/---

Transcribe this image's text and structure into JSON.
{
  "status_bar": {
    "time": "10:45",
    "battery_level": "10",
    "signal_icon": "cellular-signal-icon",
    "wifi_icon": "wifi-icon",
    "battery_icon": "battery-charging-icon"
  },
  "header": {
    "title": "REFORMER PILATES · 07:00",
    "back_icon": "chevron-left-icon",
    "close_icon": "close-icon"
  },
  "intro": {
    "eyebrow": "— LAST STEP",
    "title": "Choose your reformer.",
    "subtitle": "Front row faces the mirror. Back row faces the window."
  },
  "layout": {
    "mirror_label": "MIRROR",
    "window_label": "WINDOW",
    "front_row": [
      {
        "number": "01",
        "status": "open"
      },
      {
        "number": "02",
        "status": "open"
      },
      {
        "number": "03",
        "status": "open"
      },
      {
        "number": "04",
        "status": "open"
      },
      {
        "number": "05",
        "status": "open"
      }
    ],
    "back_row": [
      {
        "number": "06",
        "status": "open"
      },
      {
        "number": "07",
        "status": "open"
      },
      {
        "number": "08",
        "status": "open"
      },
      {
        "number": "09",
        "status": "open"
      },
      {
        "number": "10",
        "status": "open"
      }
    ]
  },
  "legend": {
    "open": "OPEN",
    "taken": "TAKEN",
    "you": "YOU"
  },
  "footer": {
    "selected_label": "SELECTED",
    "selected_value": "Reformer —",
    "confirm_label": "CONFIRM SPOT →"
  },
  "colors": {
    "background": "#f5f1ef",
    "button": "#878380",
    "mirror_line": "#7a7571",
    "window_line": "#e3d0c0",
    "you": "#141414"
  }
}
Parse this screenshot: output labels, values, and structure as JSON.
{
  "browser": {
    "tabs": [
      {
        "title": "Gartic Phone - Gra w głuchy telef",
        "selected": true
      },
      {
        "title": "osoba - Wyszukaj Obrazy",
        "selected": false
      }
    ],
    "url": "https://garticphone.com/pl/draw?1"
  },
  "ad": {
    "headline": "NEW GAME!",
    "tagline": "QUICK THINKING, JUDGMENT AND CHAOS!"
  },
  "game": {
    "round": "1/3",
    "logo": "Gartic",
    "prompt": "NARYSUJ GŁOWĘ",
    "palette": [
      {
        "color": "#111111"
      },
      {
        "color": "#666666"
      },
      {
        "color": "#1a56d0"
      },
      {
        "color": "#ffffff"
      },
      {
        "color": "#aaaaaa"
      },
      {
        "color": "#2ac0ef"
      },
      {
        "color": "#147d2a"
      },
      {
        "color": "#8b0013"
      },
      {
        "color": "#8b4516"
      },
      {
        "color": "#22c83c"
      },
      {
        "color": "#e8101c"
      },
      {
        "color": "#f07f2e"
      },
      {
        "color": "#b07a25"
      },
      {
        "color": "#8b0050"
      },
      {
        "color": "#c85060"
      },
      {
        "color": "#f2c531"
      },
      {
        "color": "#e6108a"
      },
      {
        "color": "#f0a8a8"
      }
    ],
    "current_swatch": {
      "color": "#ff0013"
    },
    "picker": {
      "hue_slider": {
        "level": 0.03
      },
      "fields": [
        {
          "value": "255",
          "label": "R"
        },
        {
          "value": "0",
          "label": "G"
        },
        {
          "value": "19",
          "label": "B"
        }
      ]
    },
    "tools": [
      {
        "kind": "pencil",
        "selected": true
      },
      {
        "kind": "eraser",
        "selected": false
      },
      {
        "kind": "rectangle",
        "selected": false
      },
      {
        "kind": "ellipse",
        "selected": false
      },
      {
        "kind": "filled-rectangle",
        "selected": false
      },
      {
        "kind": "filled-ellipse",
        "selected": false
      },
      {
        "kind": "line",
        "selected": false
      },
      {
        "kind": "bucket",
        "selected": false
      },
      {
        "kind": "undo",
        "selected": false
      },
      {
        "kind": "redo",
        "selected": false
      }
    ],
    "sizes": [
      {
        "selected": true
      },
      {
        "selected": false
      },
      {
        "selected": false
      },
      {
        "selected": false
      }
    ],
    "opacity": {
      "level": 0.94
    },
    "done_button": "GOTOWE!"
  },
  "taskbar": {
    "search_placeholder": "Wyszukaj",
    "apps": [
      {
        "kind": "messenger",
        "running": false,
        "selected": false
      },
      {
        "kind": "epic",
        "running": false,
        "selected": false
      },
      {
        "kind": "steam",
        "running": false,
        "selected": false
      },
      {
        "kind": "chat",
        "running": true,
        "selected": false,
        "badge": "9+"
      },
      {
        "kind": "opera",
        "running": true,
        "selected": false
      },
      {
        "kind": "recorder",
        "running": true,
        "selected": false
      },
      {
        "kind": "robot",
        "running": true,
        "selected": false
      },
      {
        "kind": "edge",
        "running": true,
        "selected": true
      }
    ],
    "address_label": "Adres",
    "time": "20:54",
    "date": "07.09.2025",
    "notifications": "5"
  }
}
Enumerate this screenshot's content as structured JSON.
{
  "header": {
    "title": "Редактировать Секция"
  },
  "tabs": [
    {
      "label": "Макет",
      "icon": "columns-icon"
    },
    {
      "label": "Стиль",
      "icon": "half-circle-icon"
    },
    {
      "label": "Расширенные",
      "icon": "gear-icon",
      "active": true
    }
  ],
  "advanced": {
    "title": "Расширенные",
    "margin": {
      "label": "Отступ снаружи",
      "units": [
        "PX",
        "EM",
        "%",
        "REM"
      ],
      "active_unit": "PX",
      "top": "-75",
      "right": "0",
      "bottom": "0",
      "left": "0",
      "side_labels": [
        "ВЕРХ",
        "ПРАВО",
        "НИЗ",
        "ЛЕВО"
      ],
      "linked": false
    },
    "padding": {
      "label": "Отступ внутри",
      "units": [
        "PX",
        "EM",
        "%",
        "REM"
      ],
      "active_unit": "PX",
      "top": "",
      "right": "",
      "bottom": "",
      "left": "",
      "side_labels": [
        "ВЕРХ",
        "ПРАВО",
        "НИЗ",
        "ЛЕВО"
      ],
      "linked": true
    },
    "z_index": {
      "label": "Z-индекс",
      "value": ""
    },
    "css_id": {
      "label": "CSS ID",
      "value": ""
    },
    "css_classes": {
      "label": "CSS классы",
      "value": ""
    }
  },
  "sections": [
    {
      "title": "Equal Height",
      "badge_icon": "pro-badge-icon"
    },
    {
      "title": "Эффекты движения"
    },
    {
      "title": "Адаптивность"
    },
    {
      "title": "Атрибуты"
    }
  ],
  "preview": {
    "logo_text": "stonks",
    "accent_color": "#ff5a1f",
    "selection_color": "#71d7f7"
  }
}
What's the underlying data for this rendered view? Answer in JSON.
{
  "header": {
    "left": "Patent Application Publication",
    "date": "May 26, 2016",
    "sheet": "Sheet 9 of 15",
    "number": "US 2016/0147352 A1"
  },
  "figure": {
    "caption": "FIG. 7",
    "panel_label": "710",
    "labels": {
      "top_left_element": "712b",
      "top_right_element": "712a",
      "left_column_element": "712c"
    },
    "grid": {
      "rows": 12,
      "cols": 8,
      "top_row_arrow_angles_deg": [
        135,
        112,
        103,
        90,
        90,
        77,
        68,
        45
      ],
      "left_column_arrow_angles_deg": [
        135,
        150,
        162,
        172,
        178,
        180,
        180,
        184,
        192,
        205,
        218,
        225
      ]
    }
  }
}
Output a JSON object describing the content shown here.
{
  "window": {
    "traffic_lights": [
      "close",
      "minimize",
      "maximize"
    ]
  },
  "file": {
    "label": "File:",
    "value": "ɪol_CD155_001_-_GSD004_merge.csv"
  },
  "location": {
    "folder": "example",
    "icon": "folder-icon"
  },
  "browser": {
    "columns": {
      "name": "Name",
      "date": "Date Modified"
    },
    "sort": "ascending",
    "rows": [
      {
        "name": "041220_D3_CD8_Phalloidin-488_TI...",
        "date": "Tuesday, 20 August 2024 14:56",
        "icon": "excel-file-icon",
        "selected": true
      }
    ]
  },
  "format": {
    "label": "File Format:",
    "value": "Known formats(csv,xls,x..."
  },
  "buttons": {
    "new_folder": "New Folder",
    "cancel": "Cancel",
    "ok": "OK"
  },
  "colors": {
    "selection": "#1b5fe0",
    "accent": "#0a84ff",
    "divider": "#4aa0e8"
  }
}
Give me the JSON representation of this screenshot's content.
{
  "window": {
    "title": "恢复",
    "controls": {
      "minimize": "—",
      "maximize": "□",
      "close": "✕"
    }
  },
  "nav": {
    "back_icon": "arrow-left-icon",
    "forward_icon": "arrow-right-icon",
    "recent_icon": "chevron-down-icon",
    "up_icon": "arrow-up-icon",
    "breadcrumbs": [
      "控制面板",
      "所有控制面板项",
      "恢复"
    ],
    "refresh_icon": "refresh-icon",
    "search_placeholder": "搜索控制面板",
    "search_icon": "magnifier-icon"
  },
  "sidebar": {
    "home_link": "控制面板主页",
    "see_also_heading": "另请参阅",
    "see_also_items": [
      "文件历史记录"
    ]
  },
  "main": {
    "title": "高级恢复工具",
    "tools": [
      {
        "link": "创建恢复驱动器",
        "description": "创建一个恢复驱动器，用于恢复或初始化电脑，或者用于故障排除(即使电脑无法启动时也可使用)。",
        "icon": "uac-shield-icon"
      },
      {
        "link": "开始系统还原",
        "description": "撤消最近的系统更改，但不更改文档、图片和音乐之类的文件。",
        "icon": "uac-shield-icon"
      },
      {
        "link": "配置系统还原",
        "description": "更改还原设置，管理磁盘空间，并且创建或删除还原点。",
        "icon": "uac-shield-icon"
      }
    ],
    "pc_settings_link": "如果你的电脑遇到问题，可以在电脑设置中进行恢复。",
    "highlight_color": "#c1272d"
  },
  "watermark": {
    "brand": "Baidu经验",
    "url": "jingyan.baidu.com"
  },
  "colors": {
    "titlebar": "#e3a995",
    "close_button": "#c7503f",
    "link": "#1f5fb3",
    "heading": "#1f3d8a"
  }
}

\---

Pick out the lines that include the word "Расширенные" and write them out.

Output for this task:
      "label": "Расширенные",
    "title": "Расширенные",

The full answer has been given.